# The task
Search the data for the string "given" and extract every line where it appears.

═══ Data to use

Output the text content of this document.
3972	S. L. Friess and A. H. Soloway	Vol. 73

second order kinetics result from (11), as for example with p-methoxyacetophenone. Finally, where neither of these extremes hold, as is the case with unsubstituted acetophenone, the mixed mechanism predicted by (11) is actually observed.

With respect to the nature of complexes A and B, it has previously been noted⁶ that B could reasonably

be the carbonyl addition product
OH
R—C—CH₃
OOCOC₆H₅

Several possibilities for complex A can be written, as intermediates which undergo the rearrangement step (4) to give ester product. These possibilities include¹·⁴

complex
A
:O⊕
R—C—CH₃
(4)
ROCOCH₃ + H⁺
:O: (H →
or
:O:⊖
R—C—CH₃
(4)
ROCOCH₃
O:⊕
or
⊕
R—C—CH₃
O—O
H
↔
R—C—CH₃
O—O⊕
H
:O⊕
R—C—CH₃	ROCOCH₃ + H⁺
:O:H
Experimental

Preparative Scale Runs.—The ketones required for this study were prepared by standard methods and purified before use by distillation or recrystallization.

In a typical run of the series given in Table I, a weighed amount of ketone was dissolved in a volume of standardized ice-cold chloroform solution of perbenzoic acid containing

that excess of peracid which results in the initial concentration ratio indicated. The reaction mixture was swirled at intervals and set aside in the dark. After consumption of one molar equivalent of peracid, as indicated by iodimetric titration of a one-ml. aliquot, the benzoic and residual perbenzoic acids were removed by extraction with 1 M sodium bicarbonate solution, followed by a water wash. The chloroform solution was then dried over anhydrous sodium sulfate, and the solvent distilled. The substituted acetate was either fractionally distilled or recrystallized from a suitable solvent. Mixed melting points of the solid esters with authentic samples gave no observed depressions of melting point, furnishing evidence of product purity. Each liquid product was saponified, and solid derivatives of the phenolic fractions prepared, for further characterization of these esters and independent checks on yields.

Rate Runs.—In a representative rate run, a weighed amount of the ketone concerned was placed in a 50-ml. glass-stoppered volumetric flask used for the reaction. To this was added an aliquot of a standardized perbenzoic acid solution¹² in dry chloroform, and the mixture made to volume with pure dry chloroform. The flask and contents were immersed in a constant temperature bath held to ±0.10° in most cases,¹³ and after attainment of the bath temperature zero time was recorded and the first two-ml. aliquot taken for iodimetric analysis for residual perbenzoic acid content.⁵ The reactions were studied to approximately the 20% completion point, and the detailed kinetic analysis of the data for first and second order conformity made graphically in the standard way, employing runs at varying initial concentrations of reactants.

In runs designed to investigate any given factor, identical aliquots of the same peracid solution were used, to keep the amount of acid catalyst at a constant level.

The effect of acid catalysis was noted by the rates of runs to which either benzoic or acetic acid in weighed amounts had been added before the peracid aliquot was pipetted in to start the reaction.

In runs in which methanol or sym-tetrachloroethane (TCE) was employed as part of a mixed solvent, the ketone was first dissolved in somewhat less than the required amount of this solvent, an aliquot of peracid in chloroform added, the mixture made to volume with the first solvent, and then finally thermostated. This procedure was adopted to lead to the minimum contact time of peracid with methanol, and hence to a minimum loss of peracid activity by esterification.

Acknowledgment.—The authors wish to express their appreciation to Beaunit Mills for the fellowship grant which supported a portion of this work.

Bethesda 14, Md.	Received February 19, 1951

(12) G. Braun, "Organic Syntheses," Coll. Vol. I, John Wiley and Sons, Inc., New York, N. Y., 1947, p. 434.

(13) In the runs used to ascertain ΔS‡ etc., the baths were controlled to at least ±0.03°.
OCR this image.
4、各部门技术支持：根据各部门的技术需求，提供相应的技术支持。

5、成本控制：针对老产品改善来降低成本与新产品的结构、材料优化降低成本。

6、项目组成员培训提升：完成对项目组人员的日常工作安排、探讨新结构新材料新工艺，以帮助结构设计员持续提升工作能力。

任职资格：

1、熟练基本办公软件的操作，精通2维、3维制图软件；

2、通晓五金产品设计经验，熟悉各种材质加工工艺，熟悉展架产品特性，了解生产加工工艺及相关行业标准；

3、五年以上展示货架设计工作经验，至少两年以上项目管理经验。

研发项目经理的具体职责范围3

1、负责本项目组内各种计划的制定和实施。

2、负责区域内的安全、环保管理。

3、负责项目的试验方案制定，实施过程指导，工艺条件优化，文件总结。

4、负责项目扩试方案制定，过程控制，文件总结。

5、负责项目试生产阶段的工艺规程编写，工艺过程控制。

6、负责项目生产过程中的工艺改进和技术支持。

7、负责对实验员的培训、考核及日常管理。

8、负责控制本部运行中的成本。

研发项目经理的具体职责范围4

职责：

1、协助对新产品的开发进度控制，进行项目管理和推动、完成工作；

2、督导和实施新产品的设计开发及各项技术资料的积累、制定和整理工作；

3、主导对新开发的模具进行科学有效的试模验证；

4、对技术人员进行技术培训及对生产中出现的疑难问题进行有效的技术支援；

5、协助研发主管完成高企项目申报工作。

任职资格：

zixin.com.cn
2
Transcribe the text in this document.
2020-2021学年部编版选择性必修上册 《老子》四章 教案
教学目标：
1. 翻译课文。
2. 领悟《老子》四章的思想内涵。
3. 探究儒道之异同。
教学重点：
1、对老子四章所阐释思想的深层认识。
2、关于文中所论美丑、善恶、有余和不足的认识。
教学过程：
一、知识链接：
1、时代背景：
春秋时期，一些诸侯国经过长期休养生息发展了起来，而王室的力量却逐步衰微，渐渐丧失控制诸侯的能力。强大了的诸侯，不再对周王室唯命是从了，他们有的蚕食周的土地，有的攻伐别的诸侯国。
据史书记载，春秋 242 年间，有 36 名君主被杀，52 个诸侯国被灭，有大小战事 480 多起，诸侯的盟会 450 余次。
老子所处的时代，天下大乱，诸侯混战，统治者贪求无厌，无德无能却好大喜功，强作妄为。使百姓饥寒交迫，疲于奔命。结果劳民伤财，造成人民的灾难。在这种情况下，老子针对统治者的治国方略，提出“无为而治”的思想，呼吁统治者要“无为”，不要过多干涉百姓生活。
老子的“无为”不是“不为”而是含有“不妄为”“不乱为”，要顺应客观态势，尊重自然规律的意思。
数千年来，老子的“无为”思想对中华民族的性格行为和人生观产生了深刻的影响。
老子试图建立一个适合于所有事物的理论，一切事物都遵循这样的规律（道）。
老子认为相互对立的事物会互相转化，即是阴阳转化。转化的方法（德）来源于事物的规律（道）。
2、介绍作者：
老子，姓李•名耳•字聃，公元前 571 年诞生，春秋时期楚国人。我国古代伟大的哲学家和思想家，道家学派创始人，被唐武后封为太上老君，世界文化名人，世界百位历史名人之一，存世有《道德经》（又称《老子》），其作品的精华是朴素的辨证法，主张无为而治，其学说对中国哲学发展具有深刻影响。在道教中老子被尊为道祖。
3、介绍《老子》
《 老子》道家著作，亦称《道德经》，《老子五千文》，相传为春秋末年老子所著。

══════

# Output of the exercise
In a typical run of the series given in Table I, a weighed amount of ketone was dissolved in a volume of standardized ice-cold chloroform solution of perbenzoic acid containing
In runs designed to investigate any given factor, identical aliquots of the same peracid solution were used, to keep the amount of acid catalyst at a constant level.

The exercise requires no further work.